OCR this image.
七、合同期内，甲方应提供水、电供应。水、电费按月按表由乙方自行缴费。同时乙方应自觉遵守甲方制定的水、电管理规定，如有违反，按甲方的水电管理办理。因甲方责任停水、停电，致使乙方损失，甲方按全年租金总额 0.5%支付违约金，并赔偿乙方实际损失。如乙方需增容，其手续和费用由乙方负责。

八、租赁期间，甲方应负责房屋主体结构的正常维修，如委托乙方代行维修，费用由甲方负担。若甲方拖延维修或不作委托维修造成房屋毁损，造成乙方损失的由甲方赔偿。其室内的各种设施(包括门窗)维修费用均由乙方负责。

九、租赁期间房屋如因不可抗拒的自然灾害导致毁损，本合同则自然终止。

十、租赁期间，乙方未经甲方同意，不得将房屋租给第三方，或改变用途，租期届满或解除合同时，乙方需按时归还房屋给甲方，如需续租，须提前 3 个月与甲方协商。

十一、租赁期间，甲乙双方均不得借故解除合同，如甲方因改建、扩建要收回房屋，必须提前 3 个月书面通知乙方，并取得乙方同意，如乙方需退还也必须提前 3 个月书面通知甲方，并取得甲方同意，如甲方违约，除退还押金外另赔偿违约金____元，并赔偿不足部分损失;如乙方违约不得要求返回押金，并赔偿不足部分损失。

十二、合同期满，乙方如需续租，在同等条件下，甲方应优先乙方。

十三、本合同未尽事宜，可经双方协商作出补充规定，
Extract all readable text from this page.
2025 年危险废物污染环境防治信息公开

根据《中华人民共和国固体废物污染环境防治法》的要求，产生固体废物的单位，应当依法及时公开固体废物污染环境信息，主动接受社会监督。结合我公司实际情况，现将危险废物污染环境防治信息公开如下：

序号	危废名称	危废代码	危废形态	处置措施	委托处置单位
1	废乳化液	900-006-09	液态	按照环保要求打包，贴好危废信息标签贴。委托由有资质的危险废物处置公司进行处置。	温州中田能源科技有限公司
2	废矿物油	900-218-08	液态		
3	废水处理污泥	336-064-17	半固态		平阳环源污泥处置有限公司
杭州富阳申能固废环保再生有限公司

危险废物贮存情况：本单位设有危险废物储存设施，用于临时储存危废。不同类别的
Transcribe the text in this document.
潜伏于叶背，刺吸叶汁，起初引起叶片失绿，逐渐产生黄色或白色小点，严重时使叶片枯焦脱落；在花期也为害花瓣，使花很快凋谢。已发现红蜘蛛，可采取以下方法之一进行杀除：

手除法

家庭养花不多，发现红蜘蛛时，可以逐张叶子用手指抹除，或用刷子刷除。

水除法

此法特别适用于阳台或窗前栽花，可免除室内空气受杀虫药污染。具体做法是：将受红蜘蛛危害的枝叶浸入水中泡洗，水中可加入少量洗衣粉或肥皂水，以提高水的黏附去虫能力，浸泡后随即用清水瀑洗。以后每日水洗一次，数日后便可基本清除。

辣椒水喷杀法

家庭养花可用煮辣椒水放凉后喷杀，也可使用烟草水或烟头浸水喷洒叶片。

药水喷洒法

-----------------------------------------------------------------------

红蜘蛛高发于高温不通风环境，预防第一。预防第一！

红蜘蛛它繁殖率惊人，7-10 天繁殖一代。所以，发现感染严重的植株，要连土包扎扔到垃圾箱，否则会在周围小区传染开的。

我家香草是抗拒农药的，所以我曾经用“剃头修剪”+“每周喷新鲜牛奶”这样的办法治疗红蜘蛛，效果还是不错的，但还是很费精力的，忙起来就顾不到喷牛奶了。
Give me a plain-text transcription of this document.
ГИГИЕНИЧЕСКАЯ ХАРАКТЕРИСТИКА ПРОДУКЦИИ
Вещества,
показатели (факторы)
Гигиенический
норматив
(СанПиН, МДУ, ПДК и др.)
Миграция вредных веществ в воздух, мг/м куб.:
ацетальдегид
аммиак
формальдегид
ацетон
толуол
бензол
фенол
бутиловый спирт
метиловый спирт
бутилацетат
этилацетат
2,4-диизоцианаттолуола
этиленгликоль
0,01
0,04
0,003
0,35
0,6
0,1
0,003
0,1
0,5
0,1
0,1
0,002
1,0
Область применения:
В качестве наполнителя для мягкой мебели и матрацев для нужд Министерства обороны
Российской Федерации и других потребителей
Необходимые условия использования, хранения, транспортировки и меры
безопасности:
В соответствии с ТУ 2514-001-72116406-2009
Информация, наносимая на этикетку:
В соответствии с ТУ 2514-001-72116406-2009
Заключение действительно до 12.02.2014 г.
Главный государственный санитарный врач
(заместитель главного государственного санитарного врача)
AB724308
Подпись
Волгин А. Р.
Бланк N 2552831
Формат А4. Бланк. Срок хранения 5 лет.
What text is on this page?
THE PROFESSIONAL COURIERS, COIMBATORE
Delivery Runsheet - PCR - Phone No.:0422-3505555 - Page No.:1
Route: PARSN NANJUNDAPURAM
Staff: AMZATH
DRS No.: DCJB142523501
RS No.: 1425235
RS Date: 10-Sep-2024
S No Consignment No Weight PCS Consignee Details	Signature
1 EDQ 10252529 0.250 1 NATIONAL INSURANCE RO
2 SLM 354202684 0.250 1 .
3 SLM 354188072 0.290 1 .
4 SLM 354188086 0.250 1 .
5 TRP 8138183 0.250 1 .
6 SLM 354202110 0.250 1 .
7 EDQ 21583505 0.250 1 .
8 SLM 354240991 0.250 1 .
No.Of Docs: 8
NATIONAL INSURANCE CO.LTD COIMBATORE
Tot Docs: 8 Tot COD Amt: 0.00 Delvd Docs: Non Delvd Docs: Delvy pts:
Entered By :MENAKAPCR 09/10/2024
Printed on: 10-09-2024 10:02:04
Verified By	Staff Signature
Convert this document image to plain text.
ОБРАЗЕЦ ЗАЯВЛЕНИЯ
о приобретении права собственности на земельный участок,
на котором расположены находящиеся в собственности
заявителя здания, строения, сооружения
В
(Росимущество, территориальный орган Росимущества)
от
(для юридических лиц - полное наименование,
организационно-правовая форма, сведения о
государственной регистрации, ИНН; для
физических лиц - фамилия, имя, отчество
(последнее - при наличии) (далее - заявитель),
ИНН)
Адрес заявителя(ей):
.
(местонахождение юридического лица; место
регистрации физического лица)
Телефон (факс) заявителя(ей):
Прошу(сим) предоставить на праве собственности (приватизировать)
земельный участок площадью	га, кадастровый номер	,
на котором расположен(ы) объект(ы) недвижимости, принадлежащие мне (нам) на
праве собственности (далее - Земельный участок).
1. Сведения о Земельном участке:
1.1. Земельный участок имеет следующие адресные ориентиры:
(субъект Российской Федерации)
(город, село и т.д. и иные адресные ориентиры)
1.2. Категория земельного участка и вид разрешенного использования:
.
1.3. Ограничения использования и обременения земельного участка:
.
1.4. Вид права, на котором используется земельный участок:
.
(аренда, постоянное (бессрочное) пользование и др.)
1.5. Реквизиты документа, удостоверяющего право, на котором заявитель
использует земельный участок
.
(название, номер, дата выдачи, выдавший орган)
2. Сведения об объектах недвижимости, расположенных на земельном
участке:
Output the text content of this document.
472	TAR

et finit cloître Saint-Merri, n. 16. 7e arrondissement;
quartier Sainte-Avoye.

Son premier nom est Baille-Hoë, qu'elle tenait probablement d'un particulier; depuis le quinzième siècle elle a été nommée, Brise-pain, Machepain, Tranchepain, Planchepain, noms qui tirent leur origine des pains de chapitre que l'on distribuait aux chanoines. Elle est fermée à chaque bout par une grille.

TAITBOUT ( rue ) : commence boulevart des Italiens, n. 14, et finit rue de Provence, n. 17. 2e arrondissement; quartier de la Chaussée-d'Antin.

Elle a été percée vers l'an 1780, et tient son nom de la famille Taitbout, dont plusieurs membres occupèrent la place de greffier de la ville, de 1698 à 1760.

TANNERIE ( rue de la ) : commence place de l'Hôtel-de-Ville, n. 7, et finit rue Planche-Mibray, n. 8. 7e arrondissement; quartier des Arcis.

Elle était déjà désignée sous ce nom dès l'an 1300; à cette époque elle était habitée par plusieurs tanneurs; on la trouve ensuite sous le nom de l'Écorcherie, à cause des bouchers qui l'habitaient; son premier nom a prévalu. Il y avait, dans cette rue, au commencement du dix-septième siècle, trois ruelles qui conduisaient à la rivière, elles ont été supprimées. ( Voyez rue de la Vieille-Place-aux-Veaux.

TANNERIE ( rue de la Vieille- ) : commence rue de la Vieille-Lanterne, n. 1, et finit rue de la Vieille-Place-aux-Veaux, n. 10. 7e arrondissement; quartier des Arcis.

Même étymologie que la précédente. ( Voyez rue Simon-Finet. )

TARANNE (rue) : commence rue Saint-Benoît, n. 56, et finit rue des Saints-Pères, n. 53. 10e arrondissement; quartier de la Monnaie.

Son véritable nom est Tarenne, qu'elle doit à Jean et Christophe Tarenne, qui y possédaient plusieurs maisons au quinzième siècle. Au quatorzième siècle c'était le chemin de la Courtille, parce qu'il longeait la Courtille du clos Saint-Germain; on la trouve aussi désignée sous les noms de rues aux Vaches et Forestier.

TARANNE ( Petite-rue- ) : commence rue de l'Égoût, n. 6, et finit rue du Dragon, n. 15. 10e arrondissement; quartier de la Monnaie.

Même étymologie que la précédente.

■ **Task prompt**
For each line in the data above that contains the string "земельного", extract the line.

■ **Problem solution**
1.2. Категория земельного участка и вид разрешенного использования:
1.3. Ограничения использования и обременения земельного участка:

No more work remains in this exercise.